Given exercise: Write out the entries below once more, exactly.

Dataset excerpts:
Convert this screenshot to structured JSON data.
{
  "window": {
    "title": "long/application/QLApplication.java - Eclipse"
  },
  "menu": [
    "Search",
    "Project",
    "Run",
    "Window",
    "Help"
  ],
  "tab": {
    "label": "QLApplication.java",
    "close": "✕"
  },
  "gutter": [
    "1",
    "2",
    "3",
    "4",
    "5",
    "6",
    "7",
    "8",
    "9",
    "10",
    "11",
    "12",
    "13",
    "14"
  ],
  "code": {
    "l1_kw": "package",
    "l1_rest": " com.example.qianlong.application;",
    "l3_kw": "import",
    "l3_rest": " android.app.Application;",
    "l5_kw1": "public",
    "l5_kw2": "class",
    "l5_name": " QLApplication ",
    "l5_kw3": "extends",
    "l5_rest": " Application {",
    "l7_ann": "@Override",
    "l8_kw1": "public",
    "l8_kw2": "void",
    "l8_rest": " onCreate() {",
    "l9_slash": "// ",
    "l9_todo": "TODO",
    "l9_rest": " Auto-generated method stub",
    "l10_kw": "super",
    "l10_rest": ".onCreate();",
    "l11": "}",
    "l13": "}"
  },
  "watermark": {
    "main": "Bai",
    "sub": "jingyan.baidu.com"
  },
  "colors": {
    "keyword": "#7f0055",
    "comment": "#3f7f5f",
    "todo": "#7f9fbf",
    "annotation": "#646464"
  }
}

Response:
Convert this screenshot to structured JSON data.
{
  "window": {
    "title": "long/application/QLApplication.java - Eclipse"
  },
  "menu": [
    "Search",
    "Project",
    "Run",
    "Window",
    "Help"
  ],
  "tab": {
    "label": "QLApplication.java",
    "close": "✕"
  },
  "gutter": [
    "1",
    "2",
    "3",
    "4",
    "5",
    "6",
    "7",
    "8",
    "9",
    "10",
    "11",
    "12",
    "13",
    "14"
  ],
  "code": {
    "l1_kw": "package",
    "l1_rest": " com.example.qianlong.application;",
    "l3_kw": "import",
    "l3_rest": " android.app.Application;",
    "l5_kw1": "public",
    "l5_kw2": "class",
    "l5_name": " QLApplication ",
    "l5_kw3": "extends",
    "l5_rest": " Application {",
    "l7_ann": "@Override",
    "l8_kw1": "public",
    "l8_kw2": "void",
    "l8_rest": " onCreate() {",
    "l9_slash": "// ",
    "l9_todo": "TODO",
    "l9_rest": " Auto-generated method stub",
    "l10_kw": "super",
    "l10_rest": ".onCreate();",
    "l11": "}",
    "l13": "}"
  },
  "watermark": {
    "main": "Bai",
    "sub": "jingyan.baidu.com"
  },
  "colors": {
    "keyword": "#7f0055",
    "comment": "#3f7f5f",
    "todo": "#7f9fbf",
    "annotation": "#646464"
  }
}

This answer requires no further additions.